## Exercise aim
Beginning at the line containing "Extract all readable text from this page.", output every line to the end of the data below exactly as it appears.

___

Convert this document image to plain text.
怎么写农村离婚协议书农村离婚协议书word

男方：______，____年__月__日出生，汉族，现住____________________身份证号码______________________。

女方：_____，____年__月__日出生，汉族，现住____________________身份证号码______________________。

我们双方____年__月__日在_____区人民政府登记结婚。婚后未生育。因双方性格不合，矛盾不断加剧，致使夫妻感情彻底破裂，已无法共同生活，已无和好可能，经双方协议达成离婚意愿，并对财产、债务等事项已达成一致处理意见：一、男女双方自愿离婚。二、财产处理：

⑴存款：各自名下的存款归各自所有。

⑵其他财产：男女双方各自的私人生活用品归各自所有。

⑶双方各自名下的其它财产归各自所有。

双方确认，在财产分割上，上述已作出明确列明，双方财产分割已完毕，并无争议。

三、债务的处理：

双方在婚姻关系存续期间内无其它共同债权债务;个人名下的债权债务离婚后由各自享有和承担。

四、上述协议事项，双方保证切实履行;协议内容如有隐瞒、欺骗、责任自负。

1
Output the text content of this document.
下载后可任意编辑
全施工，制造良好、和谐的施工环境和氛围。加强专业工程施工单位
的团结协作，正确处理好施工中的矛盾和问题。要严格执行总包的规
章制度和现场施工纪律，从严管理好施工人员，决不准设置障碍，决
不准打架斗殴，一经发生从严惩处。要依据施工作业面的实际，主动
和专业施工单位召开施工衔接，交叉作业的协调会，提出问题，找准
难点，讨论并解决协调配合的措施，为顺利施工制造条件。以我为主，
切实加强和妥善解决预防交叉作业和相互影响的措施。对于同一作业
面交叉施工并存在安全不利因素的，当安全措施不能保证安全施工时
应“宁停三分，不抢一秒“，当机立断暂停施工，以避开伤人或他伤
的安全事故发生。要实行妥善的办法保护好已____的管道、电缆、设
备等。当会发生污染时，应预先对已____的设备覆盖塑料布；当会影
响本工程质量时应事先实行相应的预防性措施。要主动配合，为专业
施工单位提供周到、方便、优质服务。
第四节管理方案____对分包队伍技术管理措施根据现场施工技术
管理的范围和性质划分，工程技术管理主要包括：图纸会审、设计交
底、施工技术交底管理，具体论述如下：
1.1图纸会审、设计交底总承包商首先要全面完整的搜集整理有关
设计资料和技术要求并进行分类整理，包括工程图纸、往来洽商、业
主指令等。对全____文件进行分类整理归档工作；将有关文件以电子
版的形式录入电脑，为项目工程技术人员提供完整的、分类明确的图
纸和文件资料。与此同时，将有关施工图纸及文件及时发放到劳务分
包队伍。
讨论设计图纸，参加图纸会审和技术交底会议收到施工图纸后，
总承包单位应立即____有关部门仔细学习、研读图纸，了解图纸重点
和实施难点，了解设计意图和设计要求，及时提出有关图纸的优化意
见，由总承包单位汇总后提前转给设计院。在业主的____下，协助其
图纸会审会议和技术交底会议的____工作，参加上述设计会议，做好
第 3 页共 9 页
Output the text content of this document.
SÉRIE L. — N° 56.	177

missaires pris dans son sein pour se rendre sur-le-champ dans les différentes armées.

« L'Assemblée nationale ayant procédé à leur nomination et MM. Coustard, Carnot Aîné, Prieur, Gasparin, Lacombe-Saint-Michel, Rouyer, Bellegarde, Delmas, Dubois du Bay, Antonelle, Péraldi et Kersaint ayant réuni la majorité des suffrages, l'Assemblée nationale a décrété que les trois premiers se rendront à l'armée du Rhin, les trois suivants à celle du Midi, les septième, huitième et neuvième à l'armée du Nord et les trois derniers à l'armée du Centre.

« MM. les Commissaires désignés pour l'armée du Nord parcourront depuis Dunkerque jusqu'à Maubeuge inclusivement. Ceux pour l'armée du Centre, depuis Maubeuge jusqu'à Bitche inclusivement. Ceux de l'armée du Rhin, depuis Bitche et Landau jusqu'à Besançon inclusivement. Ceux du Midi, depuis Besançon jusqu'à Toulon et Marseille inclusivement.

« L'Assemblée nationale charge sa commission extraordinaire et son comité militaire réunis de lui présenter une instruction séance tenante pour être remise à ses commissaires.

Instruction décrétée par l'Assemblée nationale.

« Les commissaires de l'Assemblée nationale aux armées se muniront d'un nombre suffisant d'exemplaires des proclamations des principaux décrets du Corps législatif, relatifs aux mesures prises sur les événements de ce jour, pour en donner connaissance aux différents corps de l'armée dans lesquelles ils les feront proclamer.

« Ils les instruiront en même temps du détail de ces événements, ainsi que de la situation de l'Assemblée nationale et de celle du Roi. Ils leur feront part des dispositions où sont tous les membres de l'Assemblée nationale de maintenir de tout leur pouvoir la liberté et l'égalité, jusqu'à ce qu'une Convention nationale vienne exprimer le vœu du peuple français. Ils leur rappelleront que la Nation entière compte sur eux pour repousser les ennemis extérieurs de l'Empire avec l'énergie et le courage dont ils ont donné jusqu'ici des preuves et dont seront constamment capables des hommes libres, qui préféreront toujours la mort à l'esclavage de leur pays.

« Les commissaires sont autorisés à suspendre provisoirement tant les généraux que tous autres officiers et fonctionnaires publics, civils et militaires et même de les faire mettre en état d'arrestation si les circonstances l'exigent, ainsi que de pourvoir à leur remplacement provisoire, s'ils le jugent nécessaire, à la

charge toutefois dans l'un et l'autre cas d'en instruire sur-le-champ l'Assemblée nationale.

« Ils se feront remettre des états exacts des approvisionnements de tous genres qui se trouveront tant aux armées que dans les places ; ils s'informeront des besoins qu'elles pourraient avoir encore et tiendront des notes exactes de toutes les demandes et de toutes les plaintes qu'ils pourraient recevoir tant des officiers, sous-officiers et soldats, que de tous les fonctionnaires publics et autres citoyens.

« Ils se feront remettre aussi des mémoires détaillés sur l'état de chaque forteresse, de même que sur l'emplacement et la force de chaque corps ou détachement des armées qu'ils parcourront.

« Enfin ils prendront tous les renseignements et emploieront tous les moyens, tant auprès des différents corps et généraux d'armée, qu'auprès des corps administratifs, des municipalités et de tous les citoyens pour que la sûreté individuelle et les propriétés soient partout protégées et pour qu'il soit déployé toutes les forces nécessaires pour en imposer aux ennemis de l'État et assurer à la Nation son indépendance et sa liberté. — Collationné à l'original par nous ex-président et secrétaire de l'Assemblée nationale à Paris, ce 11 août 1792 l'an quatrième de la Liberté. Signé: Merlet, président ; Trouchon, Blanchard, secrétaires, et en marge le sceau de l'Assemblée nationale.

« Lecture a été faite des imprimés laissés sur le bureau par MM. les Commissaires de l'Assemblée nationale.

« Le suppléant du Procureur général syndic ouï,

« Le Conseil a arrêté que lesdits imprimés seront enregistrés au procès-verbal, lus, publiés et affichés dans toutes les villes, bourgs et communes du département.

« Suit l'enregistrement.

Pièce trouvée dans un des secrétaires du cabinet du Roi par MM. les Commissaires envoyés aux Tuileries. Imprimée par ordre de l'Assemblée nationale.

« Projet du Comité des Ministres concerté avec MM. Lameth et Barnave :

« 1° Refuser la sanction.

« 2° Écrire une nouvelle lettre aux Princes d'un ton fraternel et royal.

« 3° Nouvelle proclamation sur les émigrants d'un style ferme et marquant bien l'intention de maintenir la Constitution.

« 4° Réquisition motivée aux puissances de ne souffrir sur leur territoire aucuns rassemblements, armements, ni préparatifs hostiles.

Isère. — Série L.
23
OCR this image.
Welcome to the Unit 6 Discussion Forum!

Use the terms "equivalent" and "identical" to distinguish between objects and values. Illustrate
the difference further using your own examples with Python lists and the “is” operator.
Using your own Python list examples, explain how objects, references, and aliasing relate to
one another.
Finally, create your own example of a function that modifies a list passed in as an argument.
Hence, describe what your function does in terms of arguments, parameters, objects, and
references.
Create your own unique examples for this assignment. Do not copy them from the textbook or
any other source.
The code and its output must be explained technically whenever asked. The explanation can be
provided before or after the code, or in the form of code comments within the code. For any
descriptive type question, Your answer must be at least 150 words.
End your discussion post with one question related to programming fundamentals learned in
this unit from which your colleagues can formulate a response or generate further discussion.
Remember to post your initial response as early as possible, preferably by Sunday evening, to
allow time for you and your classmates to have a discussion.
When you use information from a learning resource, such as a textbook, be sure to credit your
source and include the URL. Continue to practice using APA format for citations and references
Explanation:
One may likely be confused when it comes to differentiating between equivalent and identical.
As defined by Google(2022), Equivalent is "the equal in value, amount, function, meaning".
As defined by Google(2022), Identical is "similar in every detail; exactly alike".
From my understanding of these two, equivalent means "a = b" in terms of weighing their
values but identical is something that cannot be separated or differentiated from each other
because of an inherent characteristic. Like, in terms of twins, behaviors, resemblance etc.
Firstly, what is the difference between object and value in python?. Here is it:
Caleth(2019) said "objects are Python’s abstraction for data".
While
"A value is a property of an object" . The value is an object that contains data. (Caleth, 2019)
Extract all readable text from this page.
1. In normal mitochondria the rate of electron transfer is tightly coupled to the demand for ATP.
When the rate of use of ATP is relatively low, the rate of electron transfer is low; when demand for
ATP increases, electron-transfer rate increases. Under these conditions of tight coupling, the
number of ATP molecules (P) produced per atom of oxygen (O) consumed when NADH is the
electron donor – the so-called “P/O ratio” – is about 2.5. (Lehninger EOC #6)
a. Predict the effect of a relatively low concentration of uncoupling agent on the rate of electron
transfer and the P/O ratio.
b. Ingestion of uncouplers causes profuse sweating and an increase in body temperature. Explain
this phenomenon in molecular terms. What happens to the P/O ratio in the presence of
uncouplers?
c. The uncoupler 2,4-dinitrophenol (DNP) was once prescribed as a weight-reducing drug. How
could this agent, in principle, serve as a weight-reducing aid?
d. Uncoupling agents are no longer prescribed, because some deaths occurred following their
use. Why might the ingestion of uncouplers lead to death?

___

## Finished answer
Extract all readable text from this page.
1. In normal mitochondria the rate of electron transfer is tightly coupled to the demand for ATP.
When the rate of use of ATP is relatively low, the rate of electron transfer is low; when demand for
ATP increases, electron-transfer rate increases. Under these conditions of tight coupling, the
number of ATP molecules (P) produced per atom of oxygen (O) consumed when NADH is the
electron donor – the so-called “P/O ratio” – is about 2.5. (Lehninger EOC #6)
a. Predict the effect of a relatively low concentration of uncoupling agent on the rate of electron
transfer and the P/O ratio.
b. Ingestion of uncouplers causes profuse sweating and an increase in body temperature. Explain
this phenomenon in molecular terms. What happens to the P/O ratio in the presence of
uncouplers?
c. The uncoupler 2,4-dinitrophenol (DNP) was once prescribed as a weight-reducing drug. How
could this agent, in principle, serve as a weight-reducing aid?
d. Uncoupling agents are no longer prescribed, because some deaths occurred following their
use. Why might the ingestion of uncouplers lead to death?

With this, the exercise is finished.